INPUT DATA:
++++++++++++++++++++

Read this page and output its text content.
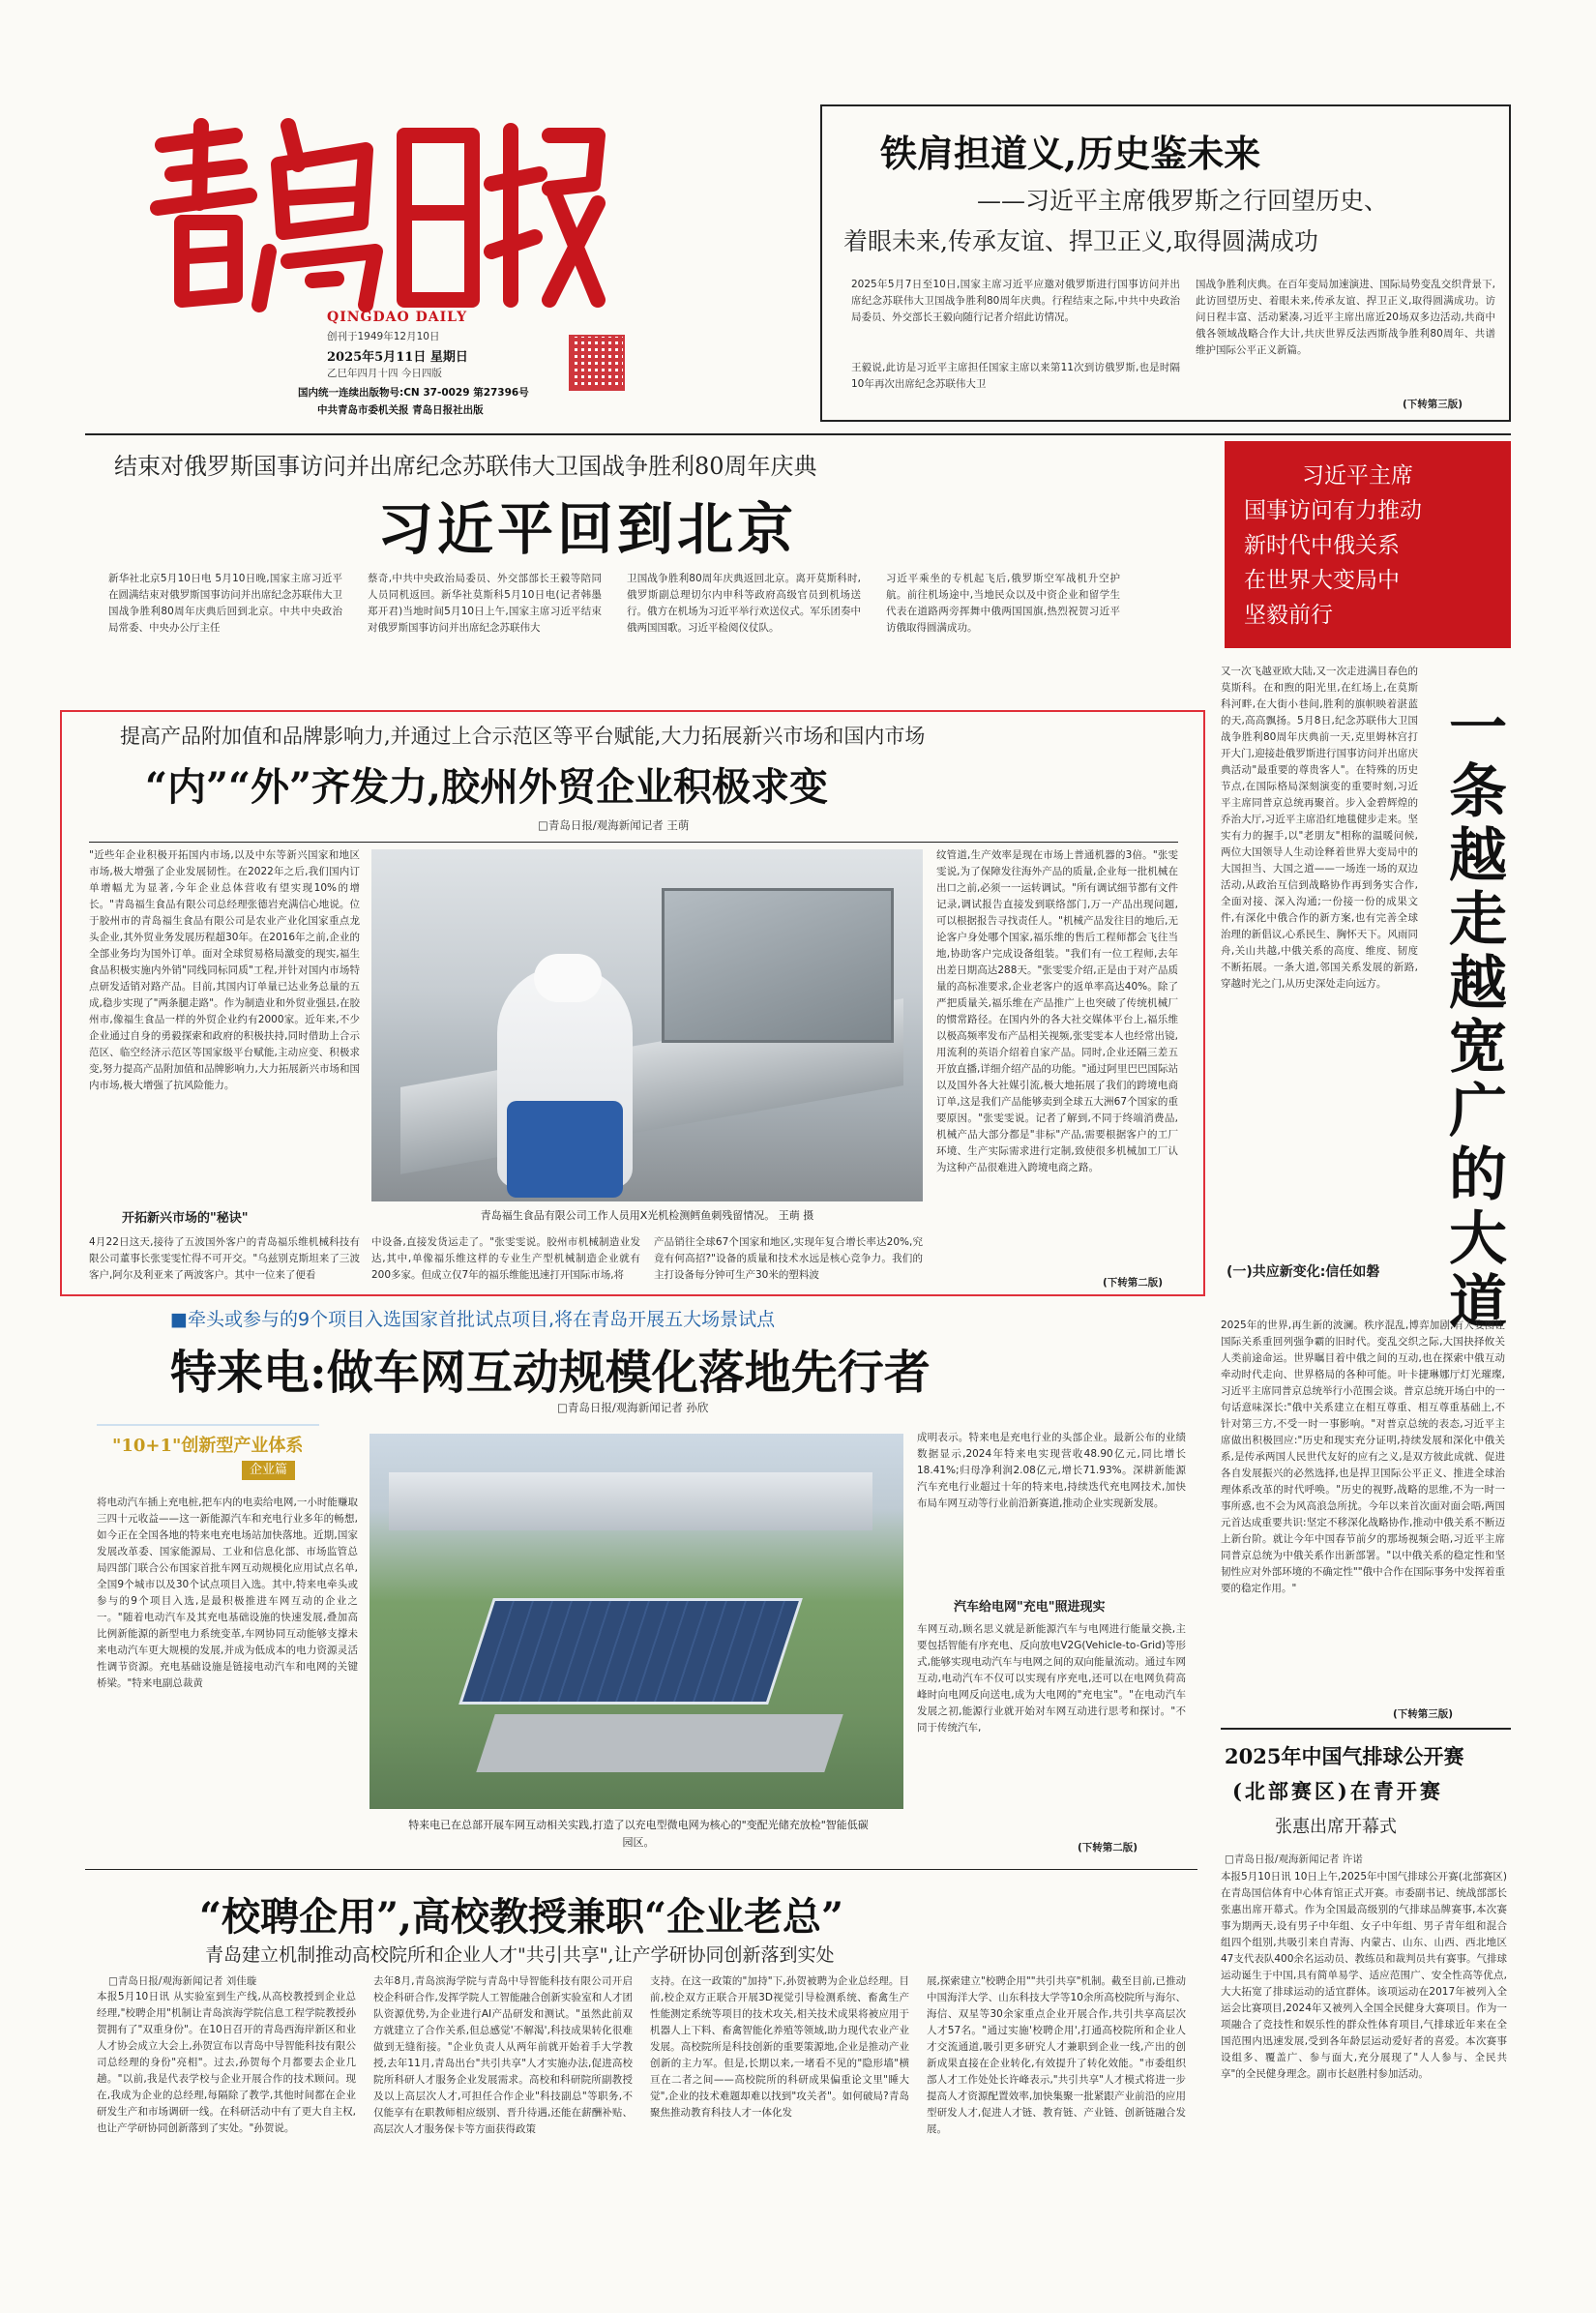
QINGDAO DAILY
创刊于1949年12月10日
2025年5月11日 星期日
乙巳年四月十四 今日四版
国内统一连续出版物号:CN 37-0029 第27396号
中共青岛市委机关报 青岛日报社出版
铁肩担道义,历史鉴未来
——习近平主席俄罗斯之行回望历史、
着眼未来,传承友谊、捍卫正义,取得圆满成功
2025年5月7日至10日,国家主席习近平应邀对俄罗斯进行国事访问并出席纪念苏联伟大卫国战争胜利80周年庆典。行程结束之际,中共中央政治局委员、外交部长王毅向随行记者介绍此访情况。
王毅说,此访是习近平主席担任国家主席以来第11次到访俄罗斯,也是时隔10年再次出席纪念苏联伟大卫
国战争胜利庆典。在百年变局加速演进、国际局势变乱交织背景下,此访回望历史、着眼未来,传承友谊、捍卫正义,取得圆满成功。访问日程丰富、活动紧凑,习近平主席出席近20场双多边活动,共商中俄各领域战略合作大计,共庆世界反法西斯战争胜利80周年、共谱维护国际公平正义新篇。
(下转第三版)
结束对俄罗斯国事访问并出席纪念苏联伟大卫国战争胜利80周年庆典
习近平回到北京
新华社北京5月10日电 5月10日晚,国家主席习近平在圆满结束对俄罗斯国事访问并出席纪念苏联伟大卫国战争胜利80周年庆典后回到北京。中共中央政治局常委、中央办公厅主任
蔡奇,中共中央政治局委员、外交部部长王毅等陪同人员同机返回。新华社莫斯科5月10日电(记者韩墨 郑开君)当地时间5月10日上午,国家主席习近平结束对俄罗斯国事访问并出席纪念苏联伟大
卫国战争胜利80周年庆典返回北京。离开莫斯科时,俄罗斯副总理切尔内申科等政府高级官员到机场送行。俄方在机场为习近平举行欢送仪式。军乐团奏中俄两国国歌。习近平检阅仪仗队。
习近平乘坐的专机起飞后,俄罗斯空军战机升空护航。前往机场途中,当地民众以及中资企业和留学生代表在道路两旁挥舞中俄两国国旗,热烈祝贺习近平访俄取得圆满成功。
习近平主席
国事访问有力推动
新时代中俄关系
在世界大变局中
坚毅前行
一条越走越宽广的大道
又一次飞越亚欧大陆,又一次走进满目春色的莫斯科。在和煦的阳光里,在红场上,在莫斯科河畔,在大街小巷间,胜利的旗帜映着湛蓝的天,高高飘扬。5月8日,纪念苏联伟大卫国战争胜利80周年庆典前一天,克里姆林宫打开大门,迎接赴俄罗斯进行国事访问并出席庆典活动"最重要的尊贵客人"。在特殊的历史节点,在国际格局深刻演变的重要时刻,习近平主席同普京总统再聚首。步入金碧辉煌的乔治大厅,习近平主席沿红地毯健步走来。坚实有力的握手,以"老朋友"相称的温暖问候,两位大国领导人生动诠释着世界大变局中的大国担当、大国之道——一场连一场的双边活动,从政治互信到战略协作再到务实合作,全面对接、深入沟通;一份接一份的成果文件,有深化中俄合作的新方案,也有完善全球治理的新倡议,心系民生、胸怀天下。风雨同舟,关山共越,中俄关系的高度、维度、韧度不断拓展。一条大道,邻国关系发展的新路,穿越时光之门,从历史深处走向远方。
(一)共应新变化:信任如磐
2025年的世界,再生新的波澜。秩序混乱,博弈加剧,有人妄图让国际关系重回列强争霸的旧时代。变乱交织之际,大国抉择攸关人类前途命运。世界瞩目着中俄之间的互动,也在探索中俄互动牵动时代走向、世界格局的各种可能。叶卡捷琳娜厅灯光璀璨,习近平主席同普京总统举行小范围会谈。普京总统开场白中的一句话意味深长:"俄中关系建立在相互尊重、相互尊重基础上,不针对第三方,不受一时一事影响。"对普京总统的表态,习近平主席做出积极回应:"历史和现实充分证明,持续发展和深化中俄关系,是传承两国人民世代友好的应有之义,是双方彼此成就、促进各自发展振兴的必然选择,也是捍卫国际公平正义、推进全球治理体系改革的时代呼唤。"历史的视野,战略的思维,不为一时一事所惑,也不会为风高浪急所扰。今年以来首次面对面会晤,两国元首达成重要共识:坚定不移深化战略协作,推动中俄关系不断迈上新台阶。就让今年中国春节前夕的那场视频会晤,习近平主席同普京总统为中俄关系作出新部署。"以中俄关系的稳定性和坚韧性应对外部环境的不确定性""俄中合作在国际事务中发挥着重要的稳定作用。"
(下转第三版)
提高产品附加值和品牌影响力,并通过上合示范区等平台赋能,大力拓展新兴市场和国内市场
“内”“外”齐发力,胶州外贸企业积极求变
□青岛日报/观海新闻记者 王萌
"近些年企业积极开拓国内市场,以及中东等新兴国家和地区市场,极大增强了企业发展韧性。在2022年之后,我们国内订单增幅尤为显著,今年企业总体营收有望实现10%的增长。"青岛福生食品有限公司总经理张德岩充满信心地说。位于胶州市的青岛福生食品有限公司是农业产业化国家重点龙头企业,其外贸业务发展历程超30年。在2016年之前,企业的全部业务均为国外订单。面对全球贸易格局激变的现实,福生食品积极实施内外销"同线同标同质"工程,并针对国内市场特点研发适销对路产品。目前,其国内订单量已达业务总量的五成,稳步实现了"两条腿走路"。作为制造业和外贸业强县,在胶州市,像福生食品一样的外贸企业约有2000家。近年来,不少企业通过自身的勇毅探索和政府的积极扶持,同时借助上合示范区、临空经济示范区等国家级平台赋能,主动应变、积极求变,努力提高产品附加值和品牌影响力,大力拓展新兴市场和国内市场,极大增强了抗风险能力。
开拓新兴市场的"秘诀"
4月22日这天,接待了五波国外客户的青岛福乐维机械科技有限公司董事长张雯雯忙得不可开交。"乌兹别克斯坦来了三波客户,阿尔及利亚来了两波客户。其中一位来了便看
青岛福生食品有限公司工作人员用X光机检测鳕鱼刺残留情况。 王萌 摄
中设备,直接发货运走了。"张雯雯说。胶州市机械制造业发达,其中,单像福乐维这样的专业生产型机械制造企业就有200多家。但成立仅7年的福乐维能迅速打开国际市场,将
产品销往全球67个国家和地区,实现年复合增长率达20%,究竟有何高招?"设备的质量和技术水远是核心竞争力。我们的主打设备每分钟可生产30米的塑料波
纹管道,生产效率是现在市场上普通机器的3倍。"张雯雯说,为了保障发往海外产品的质量,企业每一批机械在出口之前,必须一一运转调试。"所有调试细节都有文件记录,调试报告直接发到联络部门,万一产品出现问题,可以根据报告寻找责任人。"机械产品发往目的地后,无论客户身处哪个国家,福乐维的售后工程师都会飞往当地,协助客户完成设备组装。"我们有一位工程师,去年出差日期高达288天。"张雯雯介绍,正是由于对产品质量的高标准要求,企业老客户的返单率高达40%。除了严把质量关,福乐维在产品推广上也突破了传统机械厂的惯常路径。在国内外的各大社交媒体平台上,福乐维以极高频率发布产品相关视频,张雯雯本人也经常出镜,用流利的英语介绍着自家产品。同时,企业还隔三差五开放直播,详细介绍产品的功能。"通过阿里巴巴国际站以及国外各大社媒引流,极大地拓展了我们的跨境电商订单,这是我们产品能够卖到全球五大洲67个国家的重要原因。"张雯雯说。记者了解到,不同于终端消费品,机械产品大部分都是"非标"产品,需要根据客户的工厂环境、生产实际需求进行定制,致使很多机械加工厂认为这种产品很难进入跨境电商之路。
(下转第二版)
■牵头或参与的9个项目入选国家首批试点项目,将在青岛开展五大场景试点
特来电:做车网互动规模化落地先行者
□青岛日报/观海新闻记者 孙欣
"10+1"创新型产业体系
企业篇
将电动汽车插上充电桩,把车内的电卖给电网,一小时能赚取三四十元收益——这一新能源汽车和充电行业多年的畅想,如今正在全国各地的特来电充电场站加快落地。近期,国家发展改革委、国家能源局、工业和信息化部、市场监管总局四部门联合公布国家首批车网互动规模化应用试点名单,全国9个城市以及30个试点项目入选。其中,特来电牵头或参与的9个项目入选,是最积极推进车网互动的企业之一。"随着电动汽车及其充电基础设施的快速发展,叠加高比例新能源的新型电力系统变革,车网协同互动能够支撑未来电动汽车更大规模的发展,并成为低成本的电力资源灵活性调节资源。充电基础设施是链接电动汽车和电网的关键桥梁。"特来电副总裁黄
特来电已在总部开展车网互动相关实践,打造了以充电型微电网为核心的"变配光储充放检"智能低碳园区。
成明表示。特来电是充电行业的头部企业。最新公布的业绩数据显示,2024年特来电实现营收48.90亿元,同比增长18.41%;归母净利润2.08亿元,增长71.93%。深耕新能源汽车充电行业超过十年的特来电,持续迭代充电网技术,加快布局车网互动等行业前沿新赛道,推动企业实现新发展。
汽车给电网"充电"照进现实
车网互动,顾名思义就是新能源汽车与电网进行能量交换,主要包括智能有序充电、反向放电V2G(Vehicle-to-Grid)等形式,能够实现电动汽车与电网之间的双向能量流动。通过车网互动,电动汽车不仅可以实现有序充电,还可以在电网负荷高峰时向电网反向送电,成为大电网的"充电宝"。"在电动汽车发展之初,能源行业就开始对车网互动进行思考和探讨。"不同于传统汽车,
(下转第二版)
2025年中国气排球公开赛
(北部赛区)在青开赛
张惠出席开幕式
□青岛日报/观海新闻记者 许诺
本报5月10日讯 10日上午,2025年中国气排球公开赛(北部赛区)在青岛国信体育中心体育馆正式开赛。市委副书记、统战部部长张惠出席开幕式。作为全国最高级别的气排球品牌赛事,本次赛事为期两天,设有男子中年组、女子中年组、男子青年组和混合组四个组别,共吸引来自青海、内蒙古、山东、山西、西北地区47支代表队400余名运动员、教练员和裁判员共有赛事。气排球运动诞生于中国,具有简单易学、适应范围广、安全性高等优点,大大拓宽了排球运动的适宜群体。该项运动在2017年被列入全运会比赛项目,2024年又被列入全国全民健身大赛项目。作为一项融合了竞技性和娱乐性的群众性体育项目,气排球近年来在全国范围内迅速发展,受到各年龄层运动爱好者的喜爱。本次赛事设组多、覆盖广、参与面大,充分展现了"人人参与、全民共享"的全民健身理念。副市长赵胜村参加活动。
“校聘企用”,高校教授兼职“企业老总”
青岛建立机制推动高校院所和企业人才"共引共享",让产学研协同创新落到实处
□青岛日报/观海新闻记者 刘佳璇
本报5月10日讯 从实验室到生产线,从高校教授到企业总经理,"校聘企用"机制让青岛滨海学院信息工程学院教授孙贺拥有了"双重身份"。在10日召开的青岛西海岸新区和业人才协会成立大会上,孙贺宣布以青岛中导智能科技有限公司总经理的身份"亮相"。过去,孙贺每个月都要去企业几趟。"以前,我是代表学校与企业开展合作的技术顾问。现在,我成为企业的总经理,每隔除了教学,其他时间都在企业研发生产和市场调研一线。在科研活动中有了更大自主权,也让产学研协同创新落到了实处。"孙贺说。
去年8月,青岛滨海学院与青岛中导智能科技有限公司开启校企科研合作,发挥学院人工智能融合创新实验室和人才团队资源优势,为企业进行AI产品研发和测试。"虽然此前双方就建立了合作关系,但总感觉'不解渴',科技成果转化很难做到无缝衔接。"企业负责人从两年前就开始着手大学教授,去年11月,青岛出台"共引共享"人才实施办法,促进高校院所科研人才服务企业发展需求。高校和科研院所副教授及以上高层次人才,可担任合作企业"科技副总"等职务,不仅能享有在职教师相应级别、晋升待遇,还能在薪酬补贴、高层次人才服务保卡等方面获得政策
支持。在这一政策的"加持"下,孙贺被聘为企业总经理。目前,校企双方正联合开展3D视觉引导检测系统、畜禽生产性能测定系统等项目的技术攻关,相关技术成果将被应用于机器人上下料、畜禽智能化养殖等领域,助力现代农业产业发展。高校院所是科技创新的重要策源地,企业是推动产业创新的主力军。但是,长期以来,一堵看不见的"隐形墙"横亘在二者之间——高校院所的科研成果偏重论文里"睡大觉",企业的技术难题却难以找到"攻关者"。如何破局?青岛聚焦推动教育科技人才一体化发
展,探索建立"校聘企用""共引共享"机制。截至目前,已推动中国海洋大学、山东科技大学等10余所高校院所与海尔、海信、双星等30余家重点企业开展合作,共引共享高层次人才57名。"通过实施'校聘企用',打通高校院所和企业人才交流通道,吸引更多研究人才兼职到企业一线,产出的创新成果直接在企业转化,有效提升了转化效能。"市委组织部人才工作处处长许峰表示,"共引共享"人才模式将进一步提高人才资源配置效率,加快集聚一批紧跟产业前沿的应用型研发人才,促进人才链、教育链、产业链、创新链融合发展。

++++++++++++++++++++

TASK BRIEF: Your answer should be one number: how many lines of the listing include the word "观海新闻记者".

EXERCISE SOLUTION: 4